-- start of RECORDS FOR THIS TASK --
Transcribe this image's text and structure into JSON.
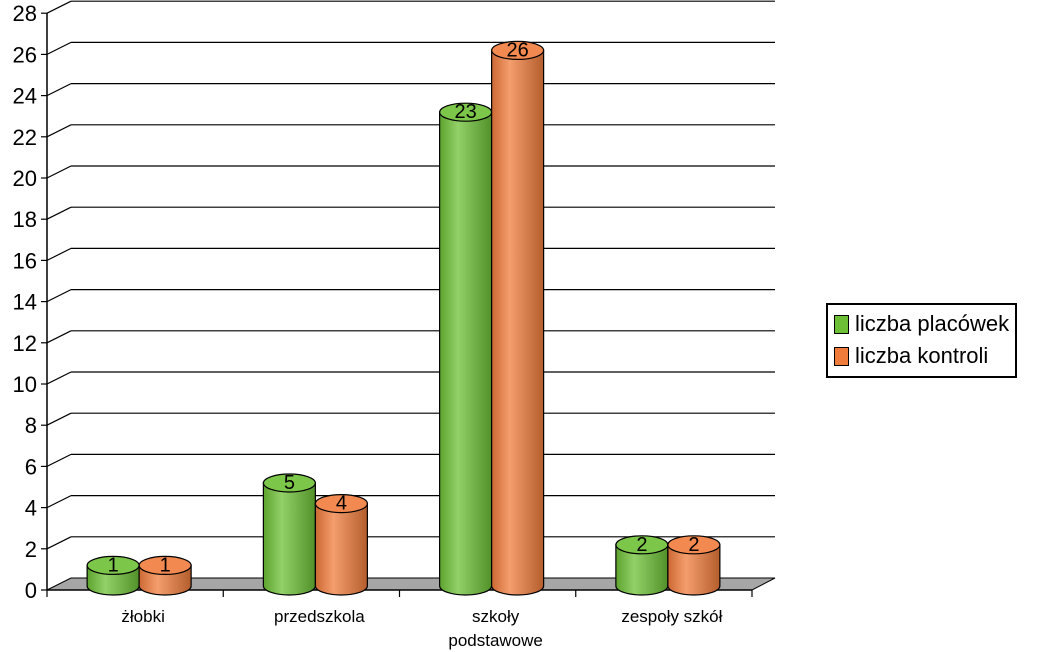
{
  "chart_data": {
    "type": "bar",
    "categories": [
      "żłobki",
      "przedszkola",
      "szkoły podstawowe",
      "zespoły szkół"
    ],
    "category_lines": [
      [
        "żłobki"
      ],
      [
        "przedszkola"
      ],
      [
        "szkoły",
        "podstawowe"
      ],
      [
        "zespoły szkół"
      ]
    ],
    "series": [
      {
        "name": "liczba placówek",
        "values": [
          1,
          5,
          23,
          2
        ],
        "color": "#6dc036"
      },
      {
        "name": "liczba kontroli",
        "values": [
          1,
          4,
          26,
          2
        ],
        "color": "#f07c3c"
      }
    ],
    "yticks": [
      "0",
      "2",
      "4",
      "6",
      "8",
      "10",
      "12",
      "14",
      "16",
      "18",
      "20",
      "22",
      "24",
      "26",
      "28"
    ],
    "ylim": [
      0,
      28
    ],
    "grid": true,
    "legend_position": "right",
    "floor_color": "#a6a6a6"
  }
}
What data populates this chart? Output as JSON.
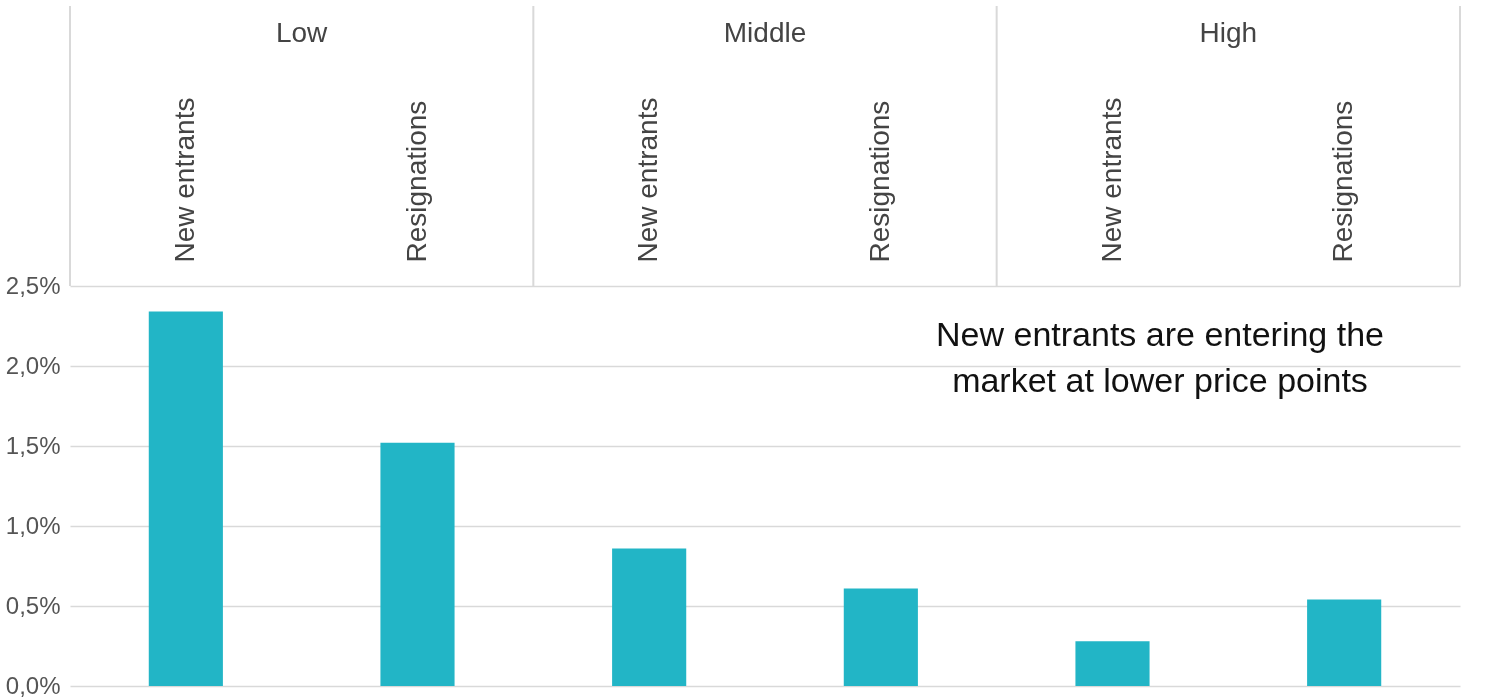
{
  "chart_data": {
    "type": "bar",
    "categories": [
      "New entrants",
      "Resignations",
      "New entrants",
      "Resignations",
      "New entrants",
      "Resignations"
    ],
    "values": [
      2.34,
      1.52,
      0.86,
      0.61,
      0.28,
      0.54
    ],
    "color": "#22b5c6",
    "ylim": [
      0,
      2.5
    ],
    "yticks": [
      {
        "value": 0,
        "label": "0,0%"
      },
      {
        "value": 0.5,
        "label": "0,5%"
      },
      {
        "value": 1,
        "label": "1,0%"
      },
      {
        "value": 1.5,
        "label": "1,5%"
      },
      {
        "value": 2,
        "label": "2,0%"
      },
      {
        "value": 2.5,
        "label": "2,5%"
      }
    ],
    "grid": "y",
    "annotations": [
      "Low",
      "Middle",
      "High",
      "New entrants are entering the\nmarket at lower price points"
    ]
  }
}
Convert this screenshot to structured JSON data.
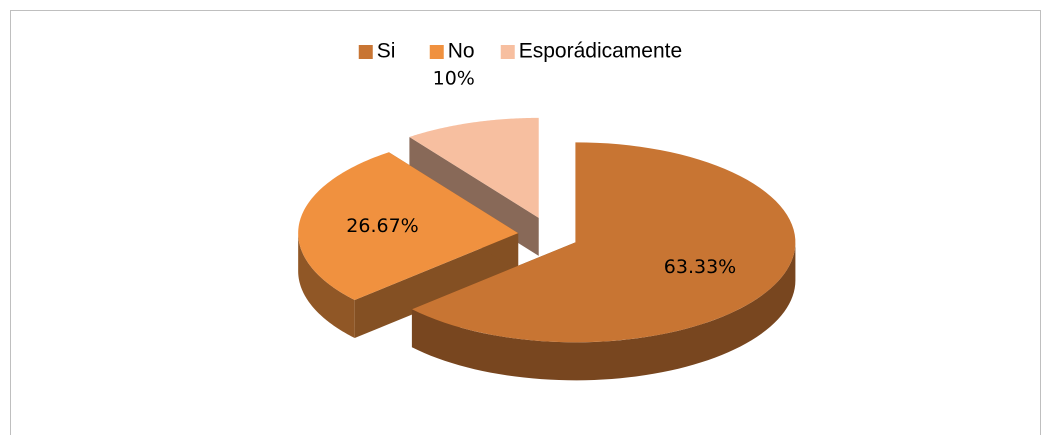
-- end of RECORDS FOR THIS TASK --
** WHAT THE TASK ASKS **
From the line containing "What data populates" down to the last line of the entries above, copy each line exactly and nothing more. Leave pictures out.

** RESPONSE TO THE TASK **
What data populates this chart? Output as JSON.
{
  "chart_data": {
    "type": "bar",
    "categories": [
      "New entrants",
      "Resignations",
      "New entrants",
      "Resignations",
      "New entrants",
      "Resignations"
    ],
    "values": [
      2.34,
      1.52,
      0.86,
      0.61,
      0.28,
      0.54
    ],
    "color": "#22b5c6",
    "ylim": [
      0,
      2.5
    ],
    "yticks": [
      {
        "value": 0,
        "label": "0,0%"
      },
      {
        "value": 0.5,
        "label": "0,5%"
      },
      {
        "value": 1,
        "label": "1,0%"
      },
      {
        "value": 1.5,
        "label": "1,5%"
      },
      {
        "value": 2,
        "label": "2,0%"
      },
      {
        "value": 2.5,
        "label": "2,5%"
      }
    ],
    "grid": "y",
    "annotations": [
      "Low",
      "Middle",
      "High",
      "New entrants are entering the\nmarket at lower price points"
    ]
  }
}
Convert this screenshot to structured JSON data.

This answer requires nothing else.